#### [Data supplied]
....

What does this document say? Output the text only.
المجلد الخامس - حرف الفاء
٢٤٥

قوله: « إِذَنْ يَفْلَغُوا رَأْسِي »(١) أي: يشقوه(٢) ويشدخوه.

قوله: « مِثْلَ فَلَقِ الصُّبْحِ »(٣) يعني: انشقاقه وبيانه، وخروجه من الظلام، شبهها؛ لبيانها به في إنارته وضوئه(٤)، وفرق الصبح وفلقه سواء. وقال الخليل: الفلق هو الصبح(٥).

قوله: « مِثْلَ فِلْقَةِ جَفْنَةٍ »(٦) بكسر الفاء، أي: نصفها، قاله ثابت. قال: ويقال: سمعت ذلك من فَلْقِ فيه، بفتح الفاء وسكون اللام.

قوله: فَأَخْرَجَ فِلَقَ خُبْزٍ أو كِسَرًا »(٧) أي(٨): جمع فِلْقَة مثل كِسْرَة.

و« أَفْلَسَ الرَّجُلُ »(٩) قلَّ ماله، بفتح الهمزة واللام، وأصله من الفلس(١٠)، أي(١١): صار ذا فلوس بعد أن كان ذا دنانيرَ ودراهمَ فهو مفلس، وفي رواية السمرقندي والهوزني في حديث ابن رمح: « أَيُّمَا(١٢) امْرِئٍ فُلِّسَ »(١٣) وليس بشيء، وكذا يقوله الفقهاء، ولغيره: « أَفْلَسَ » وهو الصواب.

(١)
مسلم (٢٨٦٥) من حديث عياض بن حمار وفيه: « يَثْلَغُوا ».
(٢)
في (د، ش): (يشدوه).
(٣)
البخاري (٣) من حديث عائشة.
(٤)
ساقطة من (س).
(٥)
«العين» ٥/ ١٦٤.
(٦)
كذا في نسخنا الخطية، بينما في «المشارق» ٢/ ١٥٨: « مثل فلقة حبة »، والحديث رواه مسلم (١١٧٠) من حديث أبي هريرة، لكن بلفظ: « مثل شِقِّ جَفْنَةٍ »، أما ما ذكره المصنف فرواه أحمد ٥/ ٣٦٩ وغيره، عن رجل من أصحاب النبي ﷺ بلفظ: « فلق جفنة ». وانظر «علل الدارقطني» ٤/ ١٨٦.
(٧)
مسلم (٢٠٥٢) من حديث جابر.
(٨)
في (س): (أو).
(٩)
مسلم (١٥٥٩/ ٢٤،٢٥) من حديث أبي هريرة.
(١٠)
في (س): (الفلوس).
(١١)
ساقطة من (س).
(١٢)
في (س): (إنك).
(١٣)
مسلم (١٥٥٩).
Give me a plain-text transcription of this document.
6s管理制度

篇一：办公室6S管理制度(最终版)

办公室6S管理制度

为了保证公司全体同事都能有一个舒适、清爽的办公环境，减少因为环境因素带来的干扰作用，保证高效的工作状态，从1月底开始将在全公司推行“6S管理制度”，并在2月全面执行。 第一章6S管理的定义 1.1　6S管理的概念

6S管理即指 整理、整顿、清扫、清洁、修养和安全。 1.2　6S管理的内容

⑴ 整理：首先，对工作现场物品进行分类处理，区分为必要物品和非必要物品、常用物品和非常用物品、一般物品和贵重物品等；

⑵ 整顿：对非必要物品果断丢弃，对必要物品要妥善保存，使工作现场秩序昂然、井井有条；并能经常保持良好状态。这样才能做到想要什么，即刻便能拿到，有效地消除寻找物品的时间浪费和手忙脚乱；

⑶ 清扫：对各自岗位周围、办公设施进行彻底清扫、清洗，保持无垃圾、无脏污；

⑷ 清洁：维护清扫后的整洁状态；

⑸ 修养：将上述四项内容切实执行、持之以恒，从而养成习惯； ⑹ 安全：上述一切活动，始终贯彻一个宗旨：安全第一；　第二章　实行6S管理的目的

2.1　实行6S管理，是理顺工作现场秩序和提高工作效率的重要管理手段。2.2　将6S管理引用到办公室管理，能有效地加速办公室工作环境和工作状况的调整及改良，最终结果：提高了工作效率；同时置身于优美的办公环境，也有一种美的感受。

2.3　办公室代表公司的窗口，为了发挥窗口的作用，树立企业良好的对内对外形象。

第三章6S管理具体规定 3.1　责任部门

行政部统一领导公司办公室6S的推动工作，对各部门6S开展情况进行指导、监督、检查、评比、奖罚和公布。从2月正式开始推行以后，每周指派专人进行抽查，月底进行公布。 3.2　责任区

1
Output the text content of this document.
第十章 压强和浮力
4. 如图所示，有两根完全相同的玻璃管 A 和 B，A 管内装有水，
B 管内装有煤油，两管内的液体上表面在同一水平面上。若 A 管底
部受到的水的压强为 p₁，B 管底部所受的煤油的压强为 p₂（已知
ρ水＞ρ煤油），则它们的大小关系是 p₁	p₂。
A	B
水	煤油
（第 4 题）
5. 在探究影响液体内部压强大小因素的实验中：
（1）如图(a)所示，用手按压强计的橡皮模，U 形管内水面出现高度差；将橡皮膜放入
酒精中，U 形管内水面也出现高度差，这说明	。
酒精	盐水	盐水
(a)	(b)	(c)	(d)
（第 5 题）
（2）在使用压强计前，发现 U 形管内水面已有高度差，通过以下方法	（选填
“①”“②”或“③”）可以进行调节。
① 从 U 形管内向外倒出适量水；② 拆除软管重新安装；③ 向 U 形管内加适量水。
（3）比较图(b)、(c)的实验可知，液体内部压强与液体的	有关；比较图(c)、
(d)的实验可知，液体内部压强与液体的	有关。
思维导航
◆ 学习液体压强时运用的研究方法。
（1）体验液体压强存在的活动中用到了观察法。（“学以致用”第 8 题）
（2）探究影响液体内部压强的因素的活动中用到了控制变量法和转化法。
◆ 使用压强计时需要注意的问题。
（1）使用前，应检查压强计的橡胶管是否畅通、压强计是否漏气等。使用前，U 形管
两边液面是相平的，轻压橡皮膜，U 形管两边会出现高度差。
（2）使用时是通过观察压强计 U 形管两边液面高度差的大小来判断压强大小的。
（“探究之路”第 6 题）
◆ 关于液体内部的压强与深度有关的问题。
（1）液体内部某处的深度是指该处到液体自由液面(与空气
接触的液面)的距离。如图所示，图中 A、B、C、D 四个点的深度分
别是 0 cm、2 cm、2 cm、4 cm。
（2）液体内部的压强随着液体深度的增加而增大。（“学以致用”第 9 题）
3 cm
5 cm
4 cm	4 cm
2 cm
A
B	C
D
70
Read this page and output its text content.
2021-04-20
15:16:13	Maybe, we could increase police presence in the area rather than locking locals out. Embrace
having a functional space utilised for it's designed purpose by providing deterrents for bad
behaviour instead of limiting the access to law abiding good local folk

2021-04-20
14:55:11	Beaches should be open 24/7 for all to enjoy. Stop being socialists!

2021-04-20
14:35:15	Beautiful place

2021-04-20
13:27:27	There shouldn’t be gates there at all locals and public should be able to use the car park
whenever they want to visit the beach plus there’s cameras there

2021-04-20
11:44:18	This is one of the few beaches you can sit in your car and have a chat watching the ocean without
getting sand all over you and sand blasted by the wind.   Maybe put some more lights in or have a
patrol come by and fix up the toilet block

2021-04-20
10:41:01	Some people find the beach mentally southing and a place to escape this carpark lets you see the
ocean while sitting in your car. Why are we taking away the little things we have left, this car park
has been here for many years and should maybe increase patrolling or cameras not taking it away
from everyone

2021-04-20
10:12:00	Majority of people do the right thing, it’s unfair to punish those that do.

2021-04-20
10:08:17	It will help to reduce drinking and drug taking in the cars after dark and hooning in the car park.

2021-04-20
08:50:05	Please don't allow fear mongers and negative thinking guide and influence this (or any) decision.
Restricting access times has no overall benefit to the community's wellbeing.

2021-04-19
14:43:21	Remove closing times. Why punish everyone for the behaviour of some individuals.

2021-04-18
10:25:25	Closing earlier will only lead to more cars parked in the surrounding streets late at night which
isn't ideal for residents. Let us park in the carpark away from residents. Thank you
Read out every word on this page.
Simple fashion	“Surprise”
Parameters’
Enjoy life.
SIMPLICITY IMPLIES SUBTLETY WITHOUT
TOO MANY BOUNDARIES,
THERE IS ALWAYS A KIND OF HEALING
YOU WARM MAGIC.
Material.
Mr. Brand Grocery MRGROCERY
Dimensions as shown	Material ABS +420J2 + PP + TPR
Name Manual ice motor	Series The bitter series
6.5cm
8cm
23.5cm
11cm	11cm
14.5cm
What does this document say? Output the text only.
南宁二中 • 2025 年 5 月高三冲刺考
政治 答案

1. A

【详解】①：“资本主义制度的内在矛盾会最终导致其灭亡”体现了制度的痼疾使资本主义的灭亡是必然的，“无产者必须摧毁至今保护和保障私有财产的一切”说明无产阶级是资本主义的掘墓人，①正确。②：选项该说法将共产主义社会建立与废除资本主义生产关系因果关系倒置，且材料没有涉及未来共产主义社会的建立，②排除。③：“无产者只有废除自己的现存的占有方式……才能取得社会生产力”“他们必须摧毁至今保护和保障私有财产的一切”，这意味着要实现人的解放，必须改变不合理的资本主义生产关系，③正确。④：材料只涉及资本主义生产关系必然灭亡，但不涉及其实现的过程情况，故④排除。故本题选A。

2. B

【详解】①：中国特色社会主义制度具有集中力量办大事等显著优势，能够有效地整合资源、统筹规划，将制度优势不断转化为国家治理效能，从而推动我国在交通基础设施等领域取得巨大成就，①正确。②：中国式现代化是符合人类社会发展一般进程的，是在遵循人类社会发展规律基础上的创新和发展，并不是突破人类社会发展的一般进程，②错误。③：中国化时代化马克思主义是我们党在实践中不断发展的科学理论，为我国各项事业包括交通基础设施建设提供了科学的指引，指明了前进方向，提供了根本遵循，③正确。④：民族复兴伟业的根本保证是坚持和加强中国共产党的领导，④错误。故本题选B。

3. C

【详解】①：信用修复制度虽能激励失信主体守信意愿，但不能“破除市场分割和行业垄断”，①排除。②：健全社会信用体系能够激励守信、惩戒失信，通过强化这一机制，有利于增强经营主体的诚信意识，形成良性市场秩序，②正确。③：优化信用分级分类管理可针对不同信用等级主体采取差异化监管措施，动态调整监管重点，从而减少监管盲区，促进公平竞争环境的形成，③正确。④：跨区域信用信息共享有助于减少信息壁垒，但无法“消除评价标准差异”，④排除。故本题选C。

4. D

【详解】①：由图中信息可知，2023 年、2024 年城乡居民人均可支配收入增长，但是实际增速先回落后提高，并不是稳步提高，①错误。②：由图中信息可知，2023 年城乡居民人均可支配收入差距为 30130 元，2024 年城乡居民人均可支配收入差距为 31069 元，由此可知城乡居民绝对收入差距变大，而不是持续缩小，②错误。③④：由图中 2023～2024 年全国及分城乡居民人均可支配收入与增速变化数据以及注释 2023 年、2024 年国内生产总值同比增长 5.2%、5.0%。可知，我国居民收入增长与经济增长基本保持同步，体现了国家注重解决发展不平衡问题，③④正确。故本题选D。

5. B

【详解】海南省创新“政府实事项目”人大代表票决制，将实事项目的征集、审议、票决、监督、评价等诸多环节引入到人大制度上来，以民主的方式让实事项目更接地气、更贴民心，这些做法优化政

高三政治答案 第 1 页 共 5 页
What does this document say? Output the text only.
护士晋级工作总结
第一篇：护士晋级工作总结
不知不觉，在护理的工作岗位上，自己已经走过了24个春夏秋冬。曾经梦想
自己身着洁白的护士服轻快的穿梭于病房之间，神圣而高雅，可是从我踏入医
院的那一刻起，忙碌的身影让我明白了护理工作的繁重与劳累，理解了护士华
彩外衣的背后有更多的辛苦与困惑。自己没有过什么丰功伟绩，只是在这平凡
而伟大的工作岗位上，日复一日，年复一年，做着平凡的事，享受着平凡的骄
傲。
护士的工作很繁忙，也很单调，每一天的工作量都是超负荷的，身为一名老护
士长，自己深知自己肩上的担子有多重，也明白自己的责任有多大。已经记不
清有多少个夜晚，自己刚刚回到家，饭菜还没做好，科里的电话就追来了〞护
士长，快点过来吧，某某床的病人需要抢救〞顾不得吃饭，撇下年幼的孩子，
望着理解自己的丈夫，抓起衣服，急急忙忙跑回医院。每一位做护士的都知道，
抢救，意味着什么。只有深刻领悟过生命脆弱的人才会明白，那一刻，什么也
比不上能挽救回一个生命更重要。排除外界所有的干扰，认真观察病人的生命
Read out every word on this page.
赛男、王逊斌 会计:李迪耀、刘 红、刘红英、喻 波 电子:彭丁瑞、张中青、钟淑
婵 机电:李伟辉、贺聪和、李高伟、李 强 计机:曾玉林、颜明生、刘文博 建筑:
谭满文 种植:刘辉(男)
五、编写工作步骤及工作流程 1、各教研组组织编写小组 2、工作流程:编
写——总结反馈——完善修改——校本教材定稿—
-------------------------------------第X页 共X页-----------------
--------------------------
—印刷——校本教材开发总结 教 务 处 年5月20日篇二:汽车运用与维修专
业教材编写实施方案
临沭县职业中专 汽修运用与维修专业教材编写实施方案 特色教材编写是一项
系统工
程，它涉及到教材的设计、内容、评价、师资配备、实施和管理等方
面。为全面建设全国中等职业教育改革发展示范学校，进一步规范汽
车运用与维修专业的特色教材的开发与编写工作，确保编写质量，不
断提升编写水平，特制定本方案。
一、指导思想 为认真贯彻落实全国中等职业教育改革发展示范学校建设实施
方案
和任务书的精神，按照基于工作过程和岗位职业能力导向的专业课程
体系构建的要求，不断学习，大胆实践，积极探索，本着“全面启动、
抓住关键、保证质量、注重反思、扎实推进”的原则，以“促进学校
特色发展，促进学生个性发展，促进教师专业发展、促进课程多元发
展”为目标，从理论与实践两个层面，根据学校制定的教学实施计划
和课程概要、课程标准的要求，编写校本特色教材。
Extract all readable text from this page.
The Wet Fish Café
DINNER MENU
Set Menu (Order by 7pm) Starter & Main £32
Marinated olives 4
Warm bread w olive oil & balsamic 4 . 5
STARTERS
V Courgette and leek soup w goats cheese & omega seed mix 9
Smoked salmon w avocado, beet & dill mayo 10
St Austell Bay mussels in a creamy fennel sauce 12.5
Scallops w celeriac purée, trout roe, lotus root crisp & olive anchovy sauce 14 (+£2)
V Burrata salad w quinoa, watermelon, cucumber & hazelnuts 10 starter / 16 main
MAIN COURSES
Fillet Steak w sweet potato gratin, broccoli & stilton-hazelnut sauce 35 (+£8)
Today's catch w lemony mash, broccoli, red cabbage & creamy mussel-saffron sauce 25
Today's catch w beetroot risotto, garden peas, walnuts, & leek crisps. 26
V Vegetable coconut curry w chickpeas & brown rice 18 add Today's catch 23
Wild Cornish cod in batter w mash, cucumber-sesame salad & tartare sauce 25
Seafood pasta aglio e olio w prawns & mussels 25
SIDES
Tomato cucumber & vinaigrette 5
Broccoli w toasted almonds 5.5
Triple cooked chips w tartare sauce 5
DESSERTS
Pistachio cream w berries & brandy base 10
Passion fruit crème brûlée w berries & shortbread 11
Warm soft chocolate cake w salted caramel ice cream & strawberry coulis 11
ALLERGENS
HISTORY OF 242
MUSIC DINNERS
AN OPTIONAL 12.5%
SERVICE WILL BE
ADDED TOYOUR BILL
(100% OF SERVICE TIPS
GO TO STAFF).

....

Identify each line in the records above containing the word "بفتح"; copy those lines.

قوله: « مِثْلَ فِلْقَةِ جَفْنَةٍ »(٦) بكسر الفاء، أي: نصفها، قاله ثابت. قال: ويقال: سمعت ذلك من فَلْقِ فيه، بفتح الفاء وسكون اللام.
و« أَفْلَسَ الرَّجُلُ »(٩) قلَّ ماله، بفتح الهمزة واللام، وأصله من الفلس(١٠)، أي(١١): صار ذا فلوس بعد أن كان ذا دنانيرَ ودراهمَ فهو مفلس، وفي رواية السمرقندي والهوزني في حديث ابن رمح: « أَيُّمَا(١٢) امْرِئٍ فُلِّسَ »(١٣) وليس بشيء، وكذا يقوله الفقهاء، ولغيره: « أَفْلَسَ » وهو الصواب.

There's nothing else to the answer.